Records shown ::
=-=-=-=-=
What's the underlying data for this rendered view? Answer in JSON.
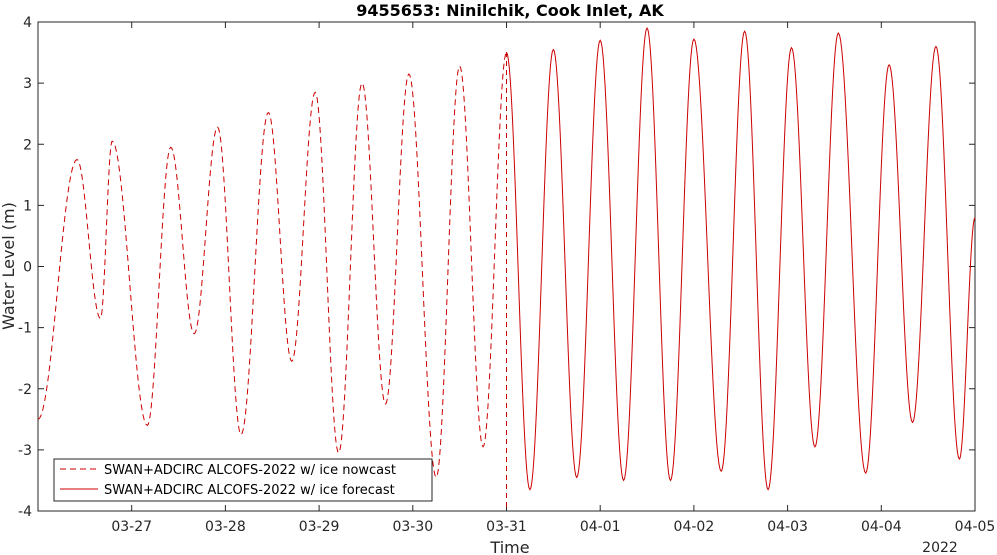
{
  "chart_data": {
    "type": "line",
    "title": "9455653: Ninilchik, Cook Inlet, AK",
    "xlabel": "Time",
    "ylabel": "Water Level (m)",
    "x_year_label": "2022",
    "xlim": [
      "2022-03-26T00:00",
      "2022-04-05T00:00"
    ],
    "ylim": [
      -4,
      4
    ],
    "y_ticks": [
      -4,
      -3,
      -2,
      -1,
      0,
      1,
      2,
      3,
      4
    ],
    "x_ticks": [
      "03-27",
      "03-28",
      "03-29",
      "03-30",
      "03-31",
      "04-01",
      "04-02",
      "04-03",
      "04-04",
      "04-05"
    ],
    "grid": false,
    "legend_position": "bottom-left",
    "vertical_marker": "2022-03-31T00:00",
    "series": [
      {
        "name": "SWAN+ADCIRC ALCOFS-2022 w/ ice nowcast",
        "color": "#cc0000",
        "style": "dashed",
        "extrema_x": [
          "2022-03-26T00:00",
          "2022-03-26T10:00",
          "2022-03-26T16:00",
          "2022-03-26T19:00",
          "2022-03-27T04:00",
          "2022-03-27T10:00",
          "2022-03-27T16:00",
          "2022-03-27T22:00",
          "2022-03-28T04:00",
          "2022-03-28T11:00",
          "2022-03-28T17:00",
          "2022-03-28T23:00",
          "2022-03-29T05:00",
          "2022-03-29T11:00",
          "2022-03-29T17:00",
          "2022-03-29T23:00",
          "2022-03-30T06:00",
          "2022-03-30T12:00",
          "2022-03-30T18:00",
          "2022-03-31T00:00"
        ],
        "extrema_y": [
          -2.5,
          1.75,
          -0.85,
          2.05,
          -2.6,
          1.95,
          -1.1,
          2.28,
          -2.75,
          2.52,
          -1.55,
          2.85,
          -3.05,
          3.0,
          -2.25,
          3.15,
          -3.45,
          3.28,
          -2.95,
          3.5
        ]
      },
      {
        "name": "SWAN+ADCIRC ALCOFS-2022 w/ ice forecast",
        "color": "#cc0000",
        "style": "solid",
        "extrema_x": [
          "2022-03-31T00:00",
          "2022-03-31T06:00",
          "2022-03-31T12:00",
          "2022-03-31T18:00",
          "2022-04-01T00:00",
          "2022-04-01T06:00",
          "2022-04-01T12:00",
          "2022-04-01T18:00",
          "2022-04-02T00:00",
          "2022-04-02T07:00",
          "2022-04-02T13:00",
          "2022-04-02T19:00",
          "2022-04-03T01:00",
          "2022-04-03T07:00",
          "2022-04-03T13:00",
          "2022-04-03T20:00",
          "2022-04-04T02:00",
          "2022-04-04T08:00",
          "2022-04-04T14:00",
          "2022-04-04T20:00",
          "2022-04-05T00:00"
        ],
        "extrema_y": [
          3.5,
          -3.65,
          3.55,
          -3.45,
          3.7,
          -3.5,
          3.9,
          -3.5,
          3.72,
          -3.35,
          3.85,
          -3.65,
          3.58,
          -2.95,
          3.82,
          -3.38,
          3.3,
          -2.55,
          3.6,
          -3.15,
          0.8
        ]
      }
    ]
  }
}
=-=-=-=-=
Brief :: Reproduce every line of the material precisely, omitting its pictures.

Exercise response ::
What's the underlying data for this rendered view? Answer in JSON.
{
  "chart_data": {
    "type": "line",
    "title": "9455653: Ninilchik, Cook Inlet, AK",
    "xlabel": "Time",
    "ylabel": "Water Level (m)",
    "x_year_label": "2022",
    "xlim": [
      "2022-03-26T00:00",
      "2022-04-05T00:00"
    ],
    "ylim": [
      -4,
      4
    ],
    "y_ticks": [
      -4,
      -3,
      -2,
      -1,
      0,
      1,
      2,
      3,
      4
    ],
    "x_ticks": [
      "03-27",
      "03-28",
      "03-29",
      "03-30",
      "03-31",
      "04-01",
      "04-02",
      "04-03",
      "04-04",
      "04-05"
    ],
    "grid": false,
    "legend_position": "bottom-left",
    "vertical_marker": "2022-03-31T00:00",
    "series": [
      {
        "name": "SWAN+ADCIRC ALCOFS-2022 w/ ice nowcast",
        "color": "#cc0000",
        "style": "dashed",
        "extrema_x": [
          "2022-03-26T00:00",
          "2022-03-26T10:00",
          "2022-03-26T16:00",
          "2022-03-26T19:00",
          "2022-03-27T04:00",
          "2022-03-27T10:00",
          "2022-03-27T16:00",
          "2022-03-27T22:00",
          "2022-03-28T04:00",
          "2022-03-28T11:00",
          "2022-03-28T17:00",
          "2022-03-28T23:00",
          "2022-03-29T05:00",
          "2022-03-29T11:00",
          "2022-03-29T17:00",
          "2022-03-29T23:00",
          "2022-03-30T06:00",
          "2022-03-30T12:00",
          "2022-03-30T18:00",
          "2022-03-31T00:00"
        ],
        "extrema_y": [
          -2.5,
          1.75,
          -0.85,
          2.05,
          -2.6,
          1.95,
          -1.1,
          2.28,
          -2.75,
          2.52,
          -1.55,
          2.85,
          -3.05,
          3.0,
          -2.25,
          3.15,
          -3.45,
          3.28,
          -2.95,
          3.5
        ]
      },
      {
        "name": "SWAN+ADCIRC ALCOFS-2022 w/ ice forecast",
        "color": "#cc0000",
        "style": "solid",
        "extrema_x": [
          "2022-03-31T00:00",
          "2022-03-31T06:00",
          "2022-03-31T12:00",
          "2022-03-31T18:00",
          "2022-04-01T00:00",
          "2022-04-01T06:00",
          "2022-04-01T12:00",
          "2022-04-01T18:00",
          "2022-04-02T00:00",
          "2022-04-02T07:00",
          "2022-04-02T13:00",
          "2022-04-02T19:00",
          "2022-04-03T01:00",
          "2022-04-03T07:00",
          "2022-04-03T13:00",
          "2022-04-03T20:00",
          "2022-04-04T02:00",
          "2022-04-04T08:00",
          "2022-04-04T14:00",
          "2022-04-04T20:00",
          "2022-04-05T00:00"
        ],
        "extrema_y": [
          3.5,
          -3.65,
          3.55,
          -3.45,
          3.7,
          -3.5,
          3.9,
          -3.5,
          3.72,
          -3.35,
          3.85,
          -3.65,
          3.58,
          -2.95,
          3.82,
          -3.38,
          3.3,
          -2.55,
          3.6,
          -3.15,
          0.8
        ]
      }
    ]
  }
}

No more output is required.